» **Stated problem**:
Without the pictures, output the records below word for word.

━━━━━ Provided information ━━━━━

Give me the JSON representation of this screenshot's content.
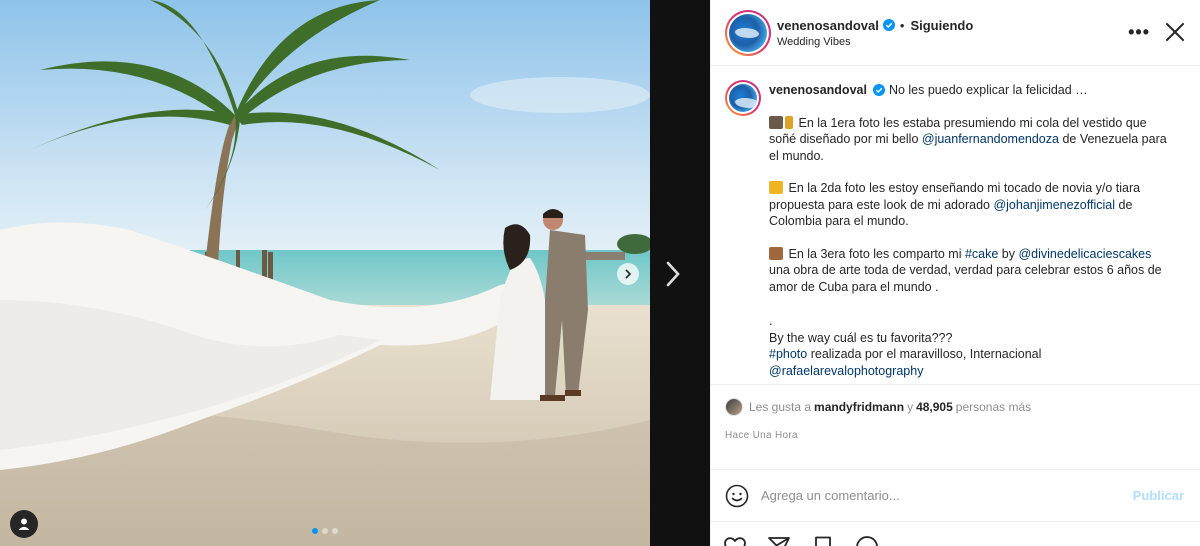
{
  "post": {
    "username": "venenosandoval",
    "follow_separator": "•",
    "follow_status": "Siguiendo",
    "location": "Wedding Vibes",
    "more_label": "•••",
    "caption": {
      "first_line": "No les puedo explicar la felicidad …",
      "p1_text1": "En la 1era foto les estaba presumiendo mi cola del vestido que soñé diseñado por mi bello ",
      "p1_link": "@juanfernandomendoza",
      "p1_text2": " de Venezuela para el mundo.",
      "p2_text1": "En la 2da foto les estoy enseñando mi tocado de novia y/o tiara propuesta para este look de mi adorado ",
      "p2_link": "@johanjimenezofficial",
      "p2_text2": " de Colombia para el mundo.",
      "p3_text1": "En la 3era foto les comparto mi ",
      "p3_tag": "#cake",
      "p3_text2": " by ",
      "p3_link": "@divinedelicaciescakes",
      "p3_text3": " una obra de arte toda de verdad, verdad para celebrar estos 6 años de amor de Cuba para el mundo .",
      "p4_dot": ".",
      "p4_line": "By the way cuál es tu favorita???",
      "p4_tag": "#photo",
      "p4_text": " realizada por el maravilloso, Internacional",
      "p4_link": "@rafaelarevalophotography"
    },
    "likes": {
      "prefix": "Les gusta a",
      "liker": "mandyfridmann",
      "middle": "y",
      "count": "48,905",
      "suffix": "personas más"
    },
    "timestamp": "Hace Una Hora",
    "comment_box": {
      "placeholder": "Agrega un comentario...",
      "post_label": "Publicar"
    }
  },
  "carousel": {
    "slides": 3,
    "current": 1
  },
  "colors": {
    "accent": "#0095f6",
    "link": "#00376b",
    "muted": "#8e8e8e",
    "post_disabled": "#b2dffc"
  },
  "icons": [
    "verified-badge-icon",
    "more-options-icon",
    "close-icon",
    "emoji-icon",
    "heart-icon",
    "share-icon",
    "bookmark-icon",
    "comment-icon",
    "chevron-right-icon",
    "user-tag-icon"
  ]
}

━━━━━

» **Expected output**:
Give me the JSON representation of this screenshot's content.
{
  "post": {
    "username": "venenosandoval",
    "follow_separator": "•",
    "follow_status": "Siguiendo",
    "location": "Wedding Vibes",
    "more_label": "•••",
    "caption": {
      "first_line": "No les puedo explicar la felicidad …",
      "p1_text1": "En la 1era foto les estaba presumiendo mi cola del vestido que soñé diseñado por mi bello ",
      "p1_link": "@juanfernandomendoza",
      "p1_text2": " de Venezuela para el mundo.",
      "p2_text1": "En la 2da foto les estoy enseñando mi tocado de novia y/o tiara propuesta para este look de mi adorado ",
      "p2_link": "@johanjimenezofficial",
      "p2_text2": " de Colombia para el mundo.",
      "p3_text1": "En la 3era foto les comparto mi ",
      "p3_tag": "#cake",
      "p3_text2": " by ",
      "p3_link": "@divinedelicaciescakes",
      "p3_text3": " una obra de arte toda de verdad, verdad para celebrar estos 6 años de amor de Cuba para el mundo .",
      "p4_dot": ".",
      "p4_line": "By the way cuál es tu favorita???",
      "p4_tag": "#photo",
      "p4_text": " realizada por el maravilloso, Internacional",
      "p4_link": "@rafaelarevalophotography"
    },
    "likes": {
      "prefix": "Les gusta a",
      "liker": "mandyfridmann",
      "middle": "y",
      "count": "48,905",
      "suffix": "personas más"
    },
    "timestamp": "Hace Una Hora",
    "comment_box": {
      "placeholder": "Agrega un comentario...",
      "post_label": "Publicar"
    }
  },
  "carousel": {
    "slides": 3,
    "current": 1
  },
  "colors": {
    "accent": "#0095f6",
    "link": "#00376b",
    "muted": "#8e8e8e",
    "post_disabled": "#b2dffc"
  },
  "icons": [
    "verified-badge-icon",
    "more-options-icon",
    "close-icon",
    "emoji-icon",
    "heart-icon",
    "share-icon",
    "bookmark-icon",
    "comment-icon",
    "chevron-right-icon",
    "user-tag-icon"
  ]
}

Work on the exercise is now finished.